▶ _Task objective_
In the listing that follows, count each line where the word "Layer" appears; write nothing but the count.

....................

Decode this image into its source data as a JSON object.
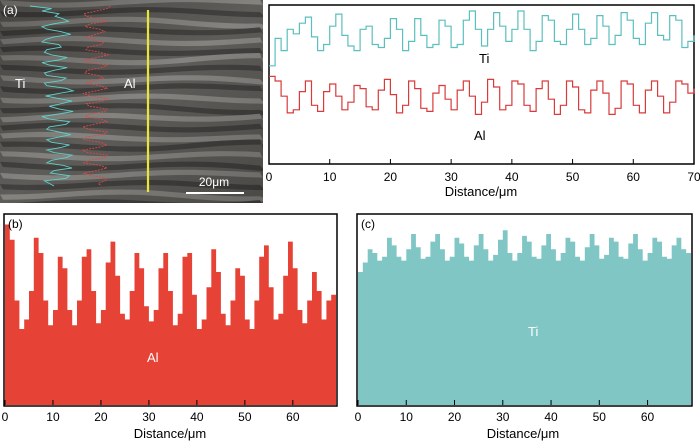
{
  "figure": {
    "panel_a_label": "(a)",
    "panel_b_label": "(b)",
    "panel_c_label": "(c)",
    "micrograph": {
      "ti_label": "Ti",
      "al_label": "Al",
      "scale_bar_label": "20μm",
      "colors": {
        "ti_trace": "#5fd0c8",
        "al_trace": "#d84a4a",
        "scan_line": "#e9e63a",
        "band_dark": "#3c3b39",
        "band_light": "#8c8a86"
      }
    }
  },
  "chart_data": [
    {
      "id": "a-line-scan",
      "type": "line",
      "title": "",
      "xlabel": "Distance/μm",
      "ylabel": "",
      "xlim": [
        0,
        70
      ],
      "ylim": [
        0,
        1
      ],
      "xticks": [
        0,
        10,
        20,
        30,
        40,
        50,
        60,
        70
      ],
      "xtick_labels": [
        "0",
        "10",
        "20",
        "30",
        "40",
        "50",
        "60",
        "70"
      ],
      "grid": false,
      "legend": "inline labels",
      "series": [
        {
          "name": "Ti",
          "color": "#5cbfbf",
          "x": [
            0,
            1,
            2,
            3,
            4,
            5,
            6,
            7,
            8,
            9,
            10,
            11,
            12,
            13,
            14,
            15,
            16,
            17,
            18,
            19,
            20,
            21,
            22,
            23,
            24,
            25,
            26,
            27,
            28,
            29,
            30,
            31,
            32,
            33,
            34,
            35,
            36,
            37,
            38,
            39,
            40,
            41,
            42,
            43,
            44,
            45,
            46,
            47,
            48,
            49,
            50,
            51,
            52,
            53,
            54,
            55,
            56,
            57,
            58,
            59,
            60,
            61,
            62,
            63,
            64,
            65,
            66,
            67,
            68,
            69,
            70
          ],
          "values": [
            0.62,
            0.8,
            0.72,
            0.86,
            0.83,
            0.9,
            0.94,
            0.81,
            0.72,
            0.76,
            0.88,
            0.96,
            0.82,
            0.75,
            0.72,
            0.86,
            0.88,
            0.76,
            0.74,
            0.8,
            0.93,
            0.86,
            0.72,
            0.78,
            0.93,
            0.82,
            0.74,
            0.76,
            0.92,
            0.88,
            0.74,
            0.76,
            0.92,
            0.98,
            0.86,
            0.75,
            0.86,
            0.97,
            0.88,
            0.78,
            0.86,
            0.98,
            0.86,
            0.72,
            0.78,
            0.95,
            0.92,
            0.78,
            0.76,
            0.86,
            0.96,
            0.86,
            0.76,
            0.8,
            0.95,
            0.88,
            0.76,
            0.82,
            0.97,
            0.92,
            0.8,
            0.76,
            0.9,
            0.97,
            0.82,
            0.79,
            0.95,
            0.92,
            0.74,
            0.78,
            0.82
          ]
        },
        {
          "name": "Al",
          "color": "#d93a3a",
          "x": [
            0,
            1,
            2,
            3,
            4,
            5,
            6,
            7,
            8,
            9,
            10,
            11,
            12,
            13,
            14,
            15,
            16,
            17,
            18,
            19,
            20,
            21,
            22,
            23,
            24,
            25,
            26,
            27,
            28,
            29,
            30,
            31,
            32,
            33,
            34,
            35,
            36,
            37,
            38,
            39,
            40,
            41,
            42,
            43,
            44,
            45,
            46,
            47,
            48,
            49,
            50,
            51,
            52,
            53,
            54,
            55,
            56,
            57,
            58,
            59,
            60,
            61,
            62,
            63,
            64,
            65,
            66,
            67,
            68,
            69,
            70
          ],
          "values": [
            0.55,
            0.52,
            0.42,
            0.31,
            0.33,
            0.45,
            0.52,
            0.36,
            0.32,
            0.45,
            0.5,
            0.42,
            0.33,
            0.38,
            0.49,
            0.47,
            0.35,
            0.33,
            0.46,
            0.53,
            0.43,
            0.31,
            0.36,
            0.52,
            0.47,
            0.34,
            0.32,
            0.44,
            0.49,
            0.4,
            0.33,
            0.46,
            0.52,
            0.42,
            0.3,
            0.38,
            0.53,
            0.48,
            0.33,
            0.36,
            0.52,
            0.5,
            0.36,
            0.32,
            0.47,
            0.52,
            0.4,
            0.3,
            0.36,
            0.52,
            0.48,
            0.33,
            0.31,
            0.46,
            0.52,
            0.44,
            0.3,
            0.34,
            0.52,
            0.5,
            0.36,
            0.31,
            0.46,
            0.52,
            0.42,
            0.31,
            0.38,
            0.52,
            0.5,
            0.44,
            0.47
          ]
        }
      ],
      "annotations": [
        "Ti",
        "Al"
      ]
    },
    {
      "id": "b-al-profile",
      "type": "area",
      "title": "",
      "xlabel": "Distance/μm",
      "ylabel": "",
      "xlim": [
        0,
        69
      ],
      "ylim": [
        0,
        1
      ],
      "xticks": [
        0,
        10,
        20,
        30,
        40,
        50,
        60
      ],
      "xtick_labels": [
        "0",
        "10",
        "20",
        "30",
        "40",
        "50",
        "60"
      ],
      "grid": false,
      "legend": "none",
      "series": [
        {
          "name": "Al",
          "color": "#e64235",
          "values": [
            0.95,
            0.87,
            0.55,
            0.4,
            0.45,
            0.6,
            0.88,
            0.8,
            0.55,
            0.42,
            0.5,
            0.78,
            0.72,
            0.5,
            0.42,
            0.55,
            0.78,
            0.82,
            0.6,
            0.43,
            0.5,
            0.75,
            0.86,
            0.68,
            0.48,
            0.45,
            0.6,
            0.8,
            0.72,
            0.52,
            0.44,
            0.5,
            0.72,
            0.8,
            0.6,
            0.42,
            0.48,
            0.78,
            0.8,
            0.58,
            0.4,
            0.45,
            0.62,
            0.82,
            0.7,
            0.48,
            0.42,
            0.55,
            0.72,
            0.68,
            0.45,
            0.4,
            0.55,
            0.78,
            0.84,
            0.62,
            0.45,
            0.48,
            0.68,
            0.86,
            0.72,
            0.5,
            0.43,
            0.55,
            0.7,
            0.6,
            0.45,
            0.55,
            0.58
          ]
        }
      ],
      "annotations": [
        "Al"
      ]
    },
    {
      "id": "c-ti-profile",
      "type": "area",
      "title": "",
      "xlabel": "Distance/μm",
      "ylabel": "",
      "xlim": [
        0,
        69
      ],
      "ylim": [
        0,
        1
      ],
      "xticks": [
        0,
        10,
        20,
        30,
        40,
        50,
        60
      ],
      "xtick_labels": [
        "0",
        "10",
        "20",
        "30",
        "40",
        "50",
        "60"
      ],
      "grid": false,
      "legend": "none",
      "series": [
        {
          "name": "Ti",
          "color": "#7fc6c5",
          "values": [
            0.7,
            0.75,
            0.82,
            0.8,
            0.76,
            0.78,
            0.88,
            0.84,
            0.78,
            0.76,
            0.82,
            0.9,
            0.83,
            0.77,
            0.78,
            0.86,
            0.9,
            0.82,
            0.76,
            0.78,
            0.88,
            0.85,
            0.78,
            0.76,
            0.84,
            0.9,
            0.82,
            0.76,
            0.79,
            0.87,
            0.92,
            0.8,
            0.76,
            0.8,
            0.89,
            0.86,
            0.78,
            0.77,
            0.84,
            0.9,
            0.82,
            0.76,
            0.8,
            0.88,
            0.86,
            0.78,
            0.76,
            0.83,
            0.9,
            0.84,
            0.77,
            0.79,
            0.88,
            0.86,
            0.78,
            0.77,
            0.85,
            0.9,
            0.82,
            0.76,
            0.8,
            0.88,
            0.86,
            0.78,
            0.77,
            0.84,
            0.88,
            0.82,
            0.8
          ]
        }
      ],
      "annotations": [
        "Ti"
      ]
    }
  ]
}
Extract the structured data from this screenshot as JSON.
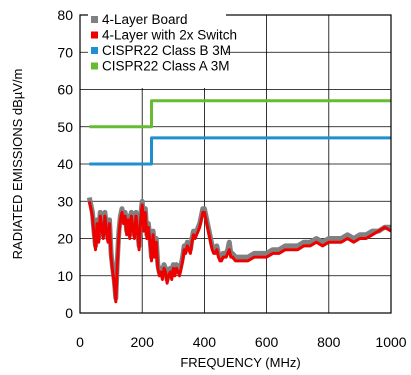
{
  "chart_data": {
    "type": "line",
    "title": "",
    "xlabel": "FREQUENCY (MHz)",
    "ylabel": "RADIATED EMISSIONS dBµV/m",
    "xlim": [
      0,
      1000
    ],
    "ylim": [
      0,
      80
    ],
    "xticks": [
      0,
      200,
      400,
      600,
      800,
      1000
    ],
    "yticks": [
      0,
      10,
      20,
      30,
      40,
      50,
      60,
      70,
      80
    ],
    "grid": true,
    "legend_position": "top-left",
    "series": [
      {
        "name": "4-Layer Board",
        "color": "#808080",
        "points": [
          [
            30,
            31
          ],
          [
            35,
            29
          ],
          [
            40,
            27
          ],
          [
            45,
            22
          ],
          [
            50,
            18
          ],
          [
            55,
            25
          ],
          [
            60,
            20
          ],
          [
            65,
            27
          ],
          [
            70,
            24
          ],
          [
            75,
            21
          ],
          [
            80,
            27
          ],
          [
            85,
            23
          ],
          [
            90,
            20
          ],
          [
            95,
            25
          ],
          [
            100,
            16
          ],
          [
            105,
            12
          ],
          [
            110,
            9
          ],
          [
            115,
            4
          ],
          [
            120,
            14
          ],
          [
            125,
            22
          ],
          [
            130,
            26
          ],
          [
            135,
            28
          ],
          [
            140,
            25
          ],
          [
            145,
            27
          ],
          [
            150,
            22
          ],
          [
            155,
            26
          ],
          [
            160,
            21
          ],
          [
            165,
            27
          ],
          [
            170,
            24
          ],
          [
            175,
            21
          ],
          [
            180,
            27
          ],
          [
            185,
            23
          ],
          [
            190,
            18
          ],
          [
            195,
            26
          ],
          [
            200,
            30
          ],
          [
            205,
            23
          ],
          [
            210,
            28
          ],
          [
            215,
            21
          ],
          [
            220,
            24
          ],
          [
            225,
            20
          ],
          [
            230,
            15
          ],
          [
            235,
            22
          ],
          [
            240,
            16
          ],
          [
            245,
            20
          ],
          [
            250,
            13
          ],
          [
            255,
            11
          ],
          [
            260,
            12
          ],
          [
            265,
            10
          ],
          [
            270,
            13
          ],
          [
            275,
            12
          ],
          [
            280,
            9
          ],
          [
            285,
            11
          ],
          [
            290,
            12
          ],
          [
            295,
            10
          ],
          [
            300,
            13
          ],
          [
            305,
            11
          ],
          [
            310,
            13
          ],
          [
            315,
            12
          ],
          [
            320,
            11
          ],
          [
            325,
            13
          ],
          [
            330,
            15
          ],
          [
            335,
            18
          ],
          [
            340,
            17
          ],
          [
            345,
            19
          ],
          [
            350,
            18
          ],
          [
            355,
            17
          ],
          [
            360,
            20
          ],
          [
            365,
            22
          ],
          [
            370,
            21
          ],
          [
            375,
            22
          ],
          [
            380,
            23
          ],
          [
            385,
            24
          ],
          [
            390,
            26
          ],
          [
            395,
            28
          ],
          [
            400,
            28
          ],
          [
            405,
            26
          ],
          [
            410,
            24
          ],
          [
            415,
            22
          ],
          [
            420,
            20
          ],
          [
            425,
            18
          ],
          [
            430,
            17
          ],
          [
            435,
            17
          ],
          [
            440,
            18
          ],
          [
            445,
            16
          ],
          [
            450,
            15
          ],
          [
            455,
            15
          ],
          [
            460,
            16
          ],
          [
            465,
            16
          ],
          [
            470,
            16
          ],
          [
            475,
            17
          ],
          [
            480,
            19
          ],
          [
            485,
            16
          ],
          [
            490,
            16
          ],
          [
            500,
            15
          ],
          [
            520,
            15
          ],
          [
            540,
            15
          ],
          [
            560,
            16
          ],
          [
            580,
            16
          ],
          [
            600,
            16
          ],
          [
            620,
            17
          ],
          [
            640,
            17
          ],
          [
            660,
            18
          ],
          [
            680,
            18
          ],
          [
            700,
            18
          ],
          [
            720,
            19
          ],
          [
            740,
            19
          ],
          [
            760,
            20
          ],
          [
            780,
            19
          ],
          [
            800,
            20
          ],
          [
            820,
            20
          ],
          [
            840,
            20
          ],
          [
            860,
            21
          ],
          [
            880,
            20
          ],
          [
            900,
            21
          ],
          [
            920,
            21
          ],
          [
            940,
            22
          ],
          [
            960,
            22
          ],
          [
            980,
            23
          ],
          [
            1000,
            23
          ]
        ]
      },
      {
        "name": "4-Layer with 2x Switch",
        "color": "#ee0000",
        "points": [
          [
            30,
            30
          ],
          [
            35,
            28
          ],
          [
            40,
            26
          ],
          [
            45,
            21
          ],
          [
            50,
            17
          ],
          [
            55,
            24
          ],
          [
            60,
            19
          ],
          [
            65,
            26
          ],
          [
            70,
            23
          ],
          [
            75,
            20
          ],
          [
            80,
            26
          ],
          [
            85,
            22
          ],
          [
            90,
            19
          ],
          [
            95,
            24
          ],
          [
            100,
            15
          ],
          [
            105,
            11
          ],
          [
            110,
            8
          ],
          [
            115,
            3
          ],
          [
            120,
            13
          ],
          [
            125,
            21
          ],
          [
            130,
            25
          ],
          [
            135,
            27
          ],
          [
            140,
            24
          ],
          [
            145,
            26
          ],
          [
            150,
            21
          ],
          [
            155,
            25
          ],
          [
            160,
            20
          ],
          [
            165,
            26
          ],
          [
            170,
            23
          ],
          [
            175,
            20
          ],
          [
            180,
            26
          ],
          [
            185,
            22
          ],
          [
            190,
            17
          ],
          [
            195,
            25
          ],
          [
            200,
            29
          ],
          [
            205,
            22
          ],
          [
            210,
            27
          ],
          [
            215,
            20
          ],
          [
            220,
            23
          ],
          [
            225,
            19
          ],
          [
            230,
            14
          ],
          [
            235,
            21
          ],
          [
            240,
            15
          ],
          [
            245,
            19
          ],
          [
            250,
            12
          ],
          [
            255,
            10
          ],
          [
            260,
            11
          ],
          [
            265,
            9
          ],
          [
            270,
            12
          ],
          [
            275,
            11
          ],
          [
            280,
            8
          ],
          [
            285,
            10
          ],
          [
            290,
            11
          ],
          [
            295,
            9
          ],
          [
            300,
            12
          ],
          [
            305,
            10
          ],
          [
            310,
            12
          ],
          [
            315,
            11
          ],
          [
            320,
            10
          ],
          [
            325,
            12
          ],
          [
            330,
            14
          ],
          [
            335,
            17
          ],
          [
            340,
            16
          ],
          [
            345,
            18
          ],
          [
            350,
            17
          ],
          [
            355,
            16
          ],
          [
            360,
            19
          ],
          [
            365,
            21
          ],
          [
            370,
            20
          ],
          [
            375,
            21
          ],
          [
            380,
            22
          ],
          [
            385,
            23
          ],
          [
            390,
            25
          ],
          [
            395,
            27
          ],
          [
            400,
            27
          ],
          [
            405,
            25
          ],
          [
            410,
            23
          ],
          [
            415,
            21
          ],
          [
            420,
            19
          ],
          [
            425,
            17
          ],
          [
            430,
            16
          ],
          [
            435,
            16
          ],
          [
            440,
            17
          ],
          [
            445,
            15
          ],
          [
            450,
            14
          ],
          [
            455,
            14
          ],
          [
            460,
            15
          ],
          [
            465,
            15
          ],
          [
            470,
            15
          ],
          [
            475,
            16
          ],
          [
            480,
            17
          ],
          [
            485,
            15
          ],
          [
            490,
            15
          ],
          [
            500,
            14
          ],
          [
            520,
            14
          ],
          [
            540,
            14
          ],
          [
            560,
            15
          ],
          [
            580,
            15
          ],
          [
            600,
            15
          ],
          [
            620,
            16
          ],
          [
            640,
            16
          ],
          [
            660,
            17
          ],
          [
            680,
            17
          ],
          [
            700,
            17
          ],
          [
            720,
            18
          ],
          [
            740,
            18
          ],
          [
            760,
            19
          ],
          [
            780,
            18
          ],
          [
            800,
            19
          ],
          [
            820,
            19
          ],
          [
            840,
            19
          ],
          [
            860,
            20
          ],
          [
            880,
            19
          ],
          [
            900,
            20
          ],
          [
            920,
            20
          ],
          [
            940,
            21
          ],
          [
            960,
            22
          ],
          [
            980,
            23
          ],
          [
            1000,
            22
          ]
        ]
      },
      {
        "name": "CISPR22 Class B 3M",
        "color": "#1f8fd0",
        "points": [
          [
            30,
            40
          ],
          [
            230,
            40
          ],
          [
            230,
            47
          ],
          [
            1000,
            47
          ]
        ]
      },
      {
        "name": "CISPR22 Class A 3M",
        "color": "#66bb33",
        "points": [
          [
            30,
            50
          ],
          [
            230,
            50
          ],
          [
            230,
            57
          ],
          [
            1000,
            57
          ]
        ]
      }
    ]
  }
}
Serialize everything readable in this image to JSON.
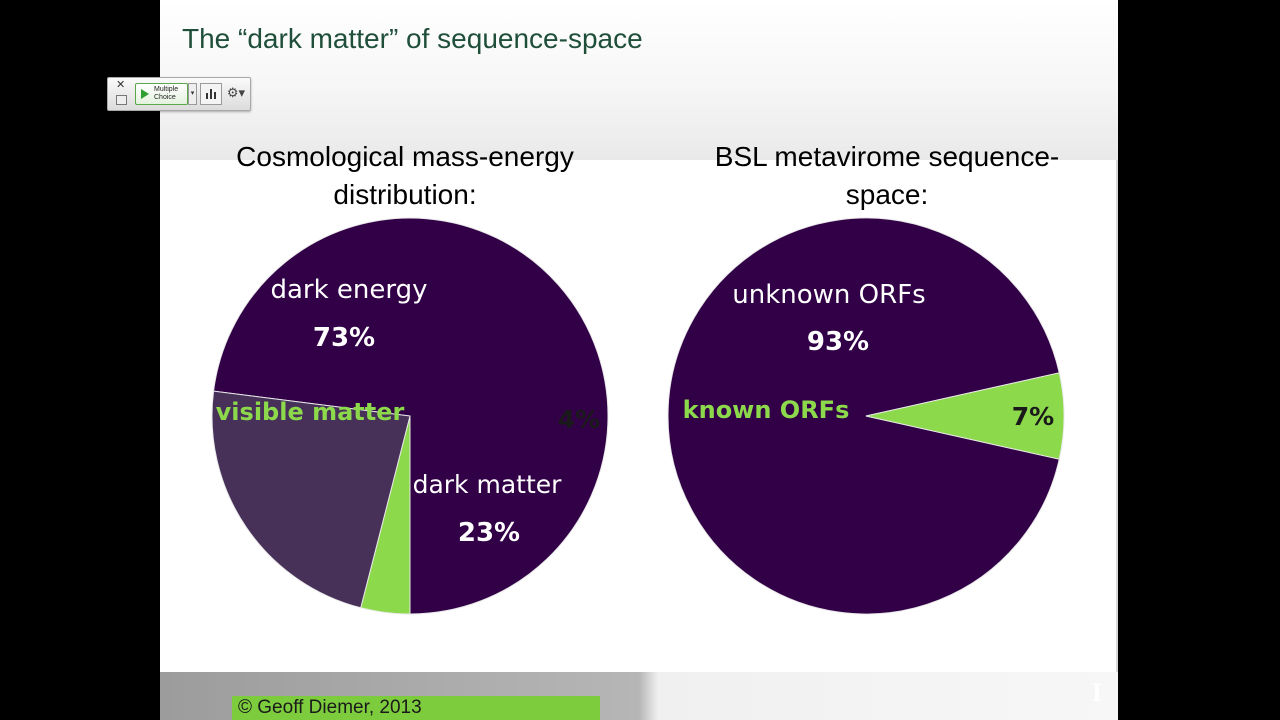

....................

▶ _Answer for this exercise_
2